__Required work__: Sort through the entries below and pull out lines containing the word "sorry".

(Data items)
******************************

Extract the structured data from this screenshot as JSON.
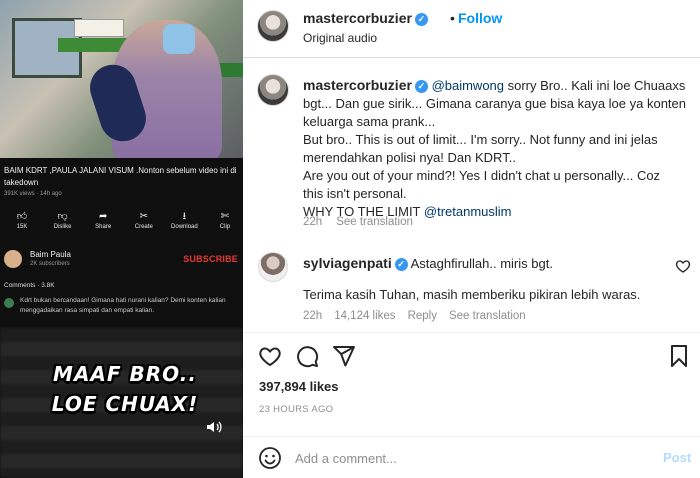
{
  "media": {
    "video_title": "BAIM KDRT ,PAULA JALANI VISUM .Nonton sebelum video ini di takedown",
    "video_meta": "391K views · 14h ago",
    "actions": [
      {
        "icon": "thumbs-up-icon",
        "label": "15K"
      },
      {
        "icon": "thumbs-down-icon",
        "label": "Dislike"
      },
      {
        "icon": "share-icon",
        "label": "Share"
      },
      {
        "icon": "create-icon",
        "label": "Create"
      },
      {
        "icon": "download-icon",
        "label": "Download"
      },
      {
        "icon": "clip-icon",
        "label": "Clip"
      }
    ],
    "channel_name": "Baim Paula",
    "channel_subs": "2K subscribers",
    "subscribe_label": "SUBSCRIBE",
    "comments_header": "Comments · 3.8K",
    "top_comment": "Kdrt bukan bercandaan! Gimana hati nurani kalian? Demi konten kalian menggadaikan rasa simpati dan empati kalian.",
    "meme_line1": "MAAF BRO..",
    "meme_line2": "LOE CHUAX!"
  },
  "header": {
    "username": "mastercorbuzier",
    "separator": "•",
    "follow_label": "Follow",
    "audio": "Original audio"
  },
  "caption": {
    "username": "mastercorbuzier",
    "mention1": "@baimwong",
    "line1_rest": " sorry Bro.. Kali ini loe Chuaaxs",
    "line2": "bgt... Dan gue sirik... Gimana caranya gue bisa kaya loe ya konten",
    "line3": "keluarga sama prank...",
    "line4": "But bro.. This is out of limit... I'm sorry.. Not funny and ini jelas",
    "line5": "merendahkan polisi nya! Dan KDRT..",
    "line6": "Are you out of your mind?! Yes I didn't chat u personally... Coz",
    "line7": "this isn't personal.",
    "line8_prefix": "WHY TO THE LIMIT ",
    "mention2": "@tretanmuslim",
    "time": "22h",
    "see_translation": "See translation"
  },
  "comment": {
    "username": "sylviagenpati",
    "text": " Astaghfirullah.. miris bgt.",
    "text2": "Terima kasih Tuhan, masih memberiku pikiran lebih waras.",
    "time": "22h",
    "likes": "14,124 likes",
    "reply": "Reply",
    "see_translation": "See translation"
  },
  "engagement": {
    "likes": "397,894 likes",
    "timestamp": "23 HOURS AGO"
  },
  "add_comment": {
    "placeholder": "Add a comment...",
    "post_label": "Post"
  },
  "colors": {
    "link_blue": "#0095f6",
    "verified_blue": "#3897f0",
    "mention": "#00376b",
    "muted": "#8e8e8e",
    "subscribe_red": "#e53935"
  }
}
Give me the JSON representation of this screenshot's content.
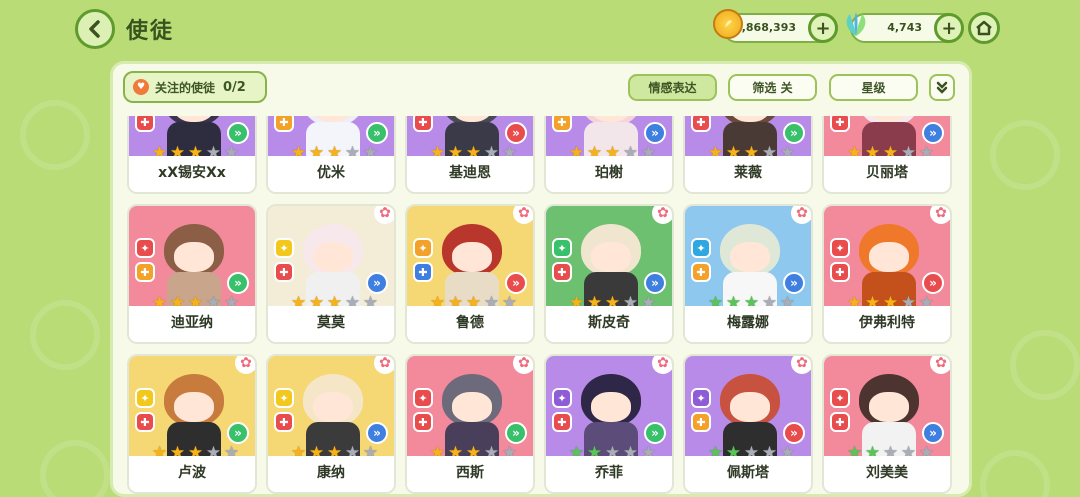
{
  "header": {
    "title": "使徒",
    "coins": "1,868,393",
    "gems": "4,743"
  },
  "toolbar": {
    "focus_label": "关注的使徒",
    "focus_count": "0/2",
    "emotion_label": "情感表达",
    "filter_label": "筛选 关",
    "star_label": "星级"
  },
  "characters": [
    {
      "name": "xX锡安Xx",
      "stars": 3,
      "star_color": "gold",
      "bg": "#b98be8",
      "hair": "#3c3350",
      "outfit": "#2d2d3f",
      "badge_top": "#8e5cd6",
      "badge_bot": "#e84c4c",
      "role": "#38c06a",
      "fav": false
    },
    {
      "name": "优米",
      "stars": 3,
      "star_color": "gold",
      "bg": "#b98be8",
      "hair": "#eeeef8",
      "outfit": "#f4f4fb",
      "badge_top": "#8e5cd6",
      "badge_bot": "#f3a128",
      "role": "#38c06a",
      "fav": false
    },
    {
      "name": "基迪恩",
      "stars": 3,
      "star_color": "gold",
      "bg": "#b98be8",
      "hair": "#4a4a55",
      "outfit": "#3a3a48",
      "badge_top": "#8e5cd6",
      "badge_bot": "#e84c4c",
      "role": "#e84c4c",
      "fav": false
    },
    {
      "name": "珀榭",
      "stars": 3,
      "star_color": "gold",
      "bg": "#b98be8",
      "hair": "#f6d3d9",
      "outfit": "#f3e6ea",
      "badge_top": "#8e5cd6",
      "badge_bot": "#f3a128",
      "role": "#3f7fe0",
      "fav": false
    },
    {
      "name": "莱薇",
      "stars": 3,
      "star_color": "gold",
      "bg": "#b98be8",
      "hair": "#6b4a3c",
      "outfit": "#4a3a35",
      "badge_top": "#8e5cd6",
      "badge_bot": "#e84c4c",
      "role": "#38c06a",
      "fav": false
    },
    {
      "name": "贝丽塔",
      "stars": 3,
      "star_color": "gold",
      "bg": "#f28a9c",
      "hair": "#f5e9ef",
      "outfit": "#8a3b4c",
      "badge_top": "#e84c4c",
      "badge_bot": "#e84c4c",
      "role": "#3f7fe0",
      "fav": false
    },
    {
      "name": "迪亚纳",
      "stars": 3,
      "star_color": "gold",
      "bg": "#f28a9c",
      "hair": "#8b5e45",
      "outfit": "#c9a58c",
      "badge_top": "#e84c4c",
      "badge_bot": "#f3a128",
      "role": "#38c06a",
      "fav": false
    },
    {
      "name": "莫莫",
      "stars": 3,
      "star_color": "gold",
      "bg": "#f3ecd6",
      "hair": "#f7e8ec",
      "outfit": "#f0f0f0",
      "badge_top": "#f3c81c",
      "badge_bot": "#e84c4c",
      "role": "#3f7fe0",
      "fav": true
    },
    {
      "name": "鲁德",
      "stars": 3,
      "star_color": "gold",
      "bg": "#f5d874",
      "hair": "#b9362c",
      "outfit": "#e8dcc6",
      "badge_top": "#f3a128",
      "badge_bot": "#3f7fe0",
      "role": "#e84c4c",
      "fav": true
    },
    {
      "name": "斯皮奇",
      "stars": 3,
      "star_color": "gold",
      "bg": "#6cc070",
      "hair": "#f0e6cf",
      "outfit": "#3a3a3a",
      "badge_top": "#38c06a",
      "badge_bot": "#e84c4c",
      "role": "#3f7fe0",
      "fav": true
    },
    {
      "name": "梅露娜",
      "stars": 3,
      "star_color": "green",
      "bg": "#8ec8ef",
      "hair": "#dfe8d6",
      "outfit": "#f7f7f7",
      "badge_top": "#2fa7e0",
      "badge_bot": "#f3a128",
      "role": "#3f7fe0",
      "fav": true
    },
    {
      "name": "伊弗利特",
      "stars": 3,
      "star_color": "gold",
      "bg": "#f28a9c",
      "hair": "#f0782a",
      "outfit": "#c4501c",
      "badge_top": "#e84c4c",
      "badge_bot": "#e84c4c",
      "role": "#e84c4c",
      "fav": true
    },
    {
      "name": "卢波",
      "stars": 3,
      "star_color": "gold",
      "bg": "#f5d874",
      "hair": "#c77b3c",
      "outfit": "#2e2e2e",
      "badge_top": "#f3c81c",
      "badge_bot": "#e84c4c",
      "role": "#38c06a",
      "fav": true
    },
    {
      "name": "康纳",
      "stars": 3,
      "star_color": "gold",
      "bg": "#f5d874",
      "hair": "#f6e6c8",
      "outfit": "#3b3b3b",
      "badge_top": "#f3c81c",
      "badge_bot": "#e84c4c",
      "role": "#3f7fe0",
      "fav": true
    },
    {
      "name": "西斯",
      "stars": 3,
      "star_color": "gold",
      "bg": "#f28a9c",
      "hair": "#6d6a7c",
      "outfit": "#4a3f5a",
      "badge_top": "#e84c4c",
      "badge_bot": "#e84c4c",
      "role": "#38c06a",
      "fav": true
    },
    {
      "name": "乔菲",
      "stars": 2,
      "star_color": "green",
      "bg": "#b98be8",
      "hair": "#2f2748",
      "outfit": "#5b4c7a",
      "badge_top": "#8e5cd6",
      "badge_bot": "#e84c4c",
      "role": "#38c06a",
      "fav": true
    },
    {
      "name": "佩斯塔",
      "stars": 2,
      "star_color": "green",
      "bg": "#b98be8",
      "hair": "#c7523f",
      "outfit": "#2e2e2e",
      "badge_top": "#8e5cd6",
      "badge_bot": "#f3a128",
      "role": "#e84c4c",
      "fav": true
    },
    {
      "name": "刘美美",
      "stars": 2,
      "star_color": "green",
      "bg": "#f28a9c",
      "hair": "#4d3430",
      "outfit": "#f2f2f2",
      "badge_top": "#e84c4c",
      "badge_bot": "#e84c4c",
      "role": "#3f7fe0",
      "fav": true
    }
  ]
}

******************************

__Solution for this task__:
    "line1_rest": " sorry Bro.. Kali ini loe Chuaaxs",
    "line4": "But bro.. This is out of limit... I'm sorry.. Not funny and ini jelas",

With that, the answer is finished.